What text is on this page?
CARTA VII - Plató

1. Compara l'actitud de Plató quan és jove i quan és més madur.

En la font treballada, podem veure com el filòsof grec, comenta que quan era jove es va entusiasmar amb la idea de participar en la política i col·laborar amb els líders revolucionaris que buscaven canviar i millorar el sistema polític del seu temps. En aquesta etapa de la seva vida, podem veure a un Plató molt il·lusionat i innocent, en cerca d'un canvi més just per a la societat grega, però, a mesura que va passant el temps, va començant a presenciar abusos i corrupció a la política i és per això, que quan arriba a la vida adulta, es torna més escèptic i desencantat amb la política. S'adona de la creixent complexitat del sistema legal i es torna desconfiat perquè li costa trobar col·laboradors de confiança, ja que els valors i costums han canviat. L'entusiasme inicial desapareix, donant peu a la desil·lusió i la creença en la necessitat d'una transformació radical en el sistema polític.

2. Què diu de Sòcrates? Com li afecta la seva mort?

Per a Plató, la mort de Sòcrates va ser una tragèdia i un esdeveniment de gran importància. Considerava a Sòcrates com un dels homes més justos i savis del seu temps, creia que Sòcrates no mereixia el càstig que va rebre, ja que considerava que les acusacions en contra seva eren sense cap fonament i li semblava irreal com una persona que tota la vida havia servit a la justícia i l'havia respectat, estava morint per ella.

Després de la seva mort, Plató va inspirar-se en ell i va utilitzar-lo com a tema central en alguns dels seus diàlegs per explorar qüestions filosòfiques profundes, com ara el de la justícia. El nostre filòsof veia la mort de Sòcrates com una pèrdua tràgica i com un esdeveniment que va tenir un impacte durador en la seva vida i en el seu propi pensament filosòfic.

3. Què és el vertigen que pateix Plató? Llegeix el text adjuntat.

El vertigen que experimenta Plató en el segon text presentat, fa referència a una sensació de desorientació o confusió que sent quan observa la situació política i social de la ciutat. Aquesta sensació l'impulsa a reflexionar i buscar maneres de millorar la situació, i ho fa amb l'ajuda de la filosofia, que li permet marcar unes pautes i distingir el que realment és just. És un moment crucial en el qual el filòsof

==============================

## TASK
Copy out the whole listing, exactly as written.

## SOLUTION TO THE EXERCISE
What text is on this page?
CARTA VII - Plató

1. Compara l'actitud de Plató quan és jove i quan és més madur.

En la font treballada, podem veure com el filòsof grec, comenta que quan era jove es va entusiasmar amb la idea de participar en la política i col·laborar amb els líders revolucionaris que buscaven canviar i millorar el sistema polític del seu temps. En aquesta etapa de la seva vida, podem veure a un Plató molt il·lusionat i innocent, en cerca d'un canvi més just per a la societat grega, però, a mesura que va passant el temps, va començant a presenciar abusos i corrupció a la política i és per això, que quan arriba a la vida adulta, es torna més escèptic i desencantat amb la política. S'adona de la creixent complexitat del sistema legal i es torna desconfiat perquè li costa trobar col·laboradors de confiança, ja que els valors i costums han canviat. L'entusiasme inicial desapareix, donant peu a la desil·lusió i la creença en la necessitat d'una transformació radical en el sistema polític.

2. Què diu de Sòcrates? Com li afecta la seva mort?

Per a Plató, la mort de Sòcrates va ser una tragèdia i un esdeveniment de gran importància. Considerava a Sòcrates com un dels homes més justos i savis del seu temps, creia que Sòcrates no mereixia el càstig que va rebre, ja que considerava que les acusacions en contra seva eren sense cap fonament i li semblava irreal com una persona que tota la vida havia servit a la justícia i l'havia respectat, estava morint per ella.

Després de la seva mort, Plató va inspirar-se en ell i va utilitzar-lo com a tema central en alguns dels seus diàlegs per explorar qüestions filosòfiques profundes, com ara el de la justícia. El nostre filòsof veia la mort de Sòcrates com una pèrdua tràgica i com un esdeveniment que va tenir un impacte durador en la seva vida i en el seu propi pensament filosòfic.

3. Què és el vertigen que pateix Plató? Llegeix el text adjuntat.

El vertigen que experimenta Plató en el segon text presentat, fa referència a una sensació de desorientació o confusió que sent quan observa la situació política i social de la ciutat. Aquesta sensació l'impulsa a reflexionar i buscar maneres de millorar la situació, i ho fa amb l'ajuda de la filosofia, que li permet marcar unes pautes i distingir el que realment és just. És un moment crucial en el qual el filòsof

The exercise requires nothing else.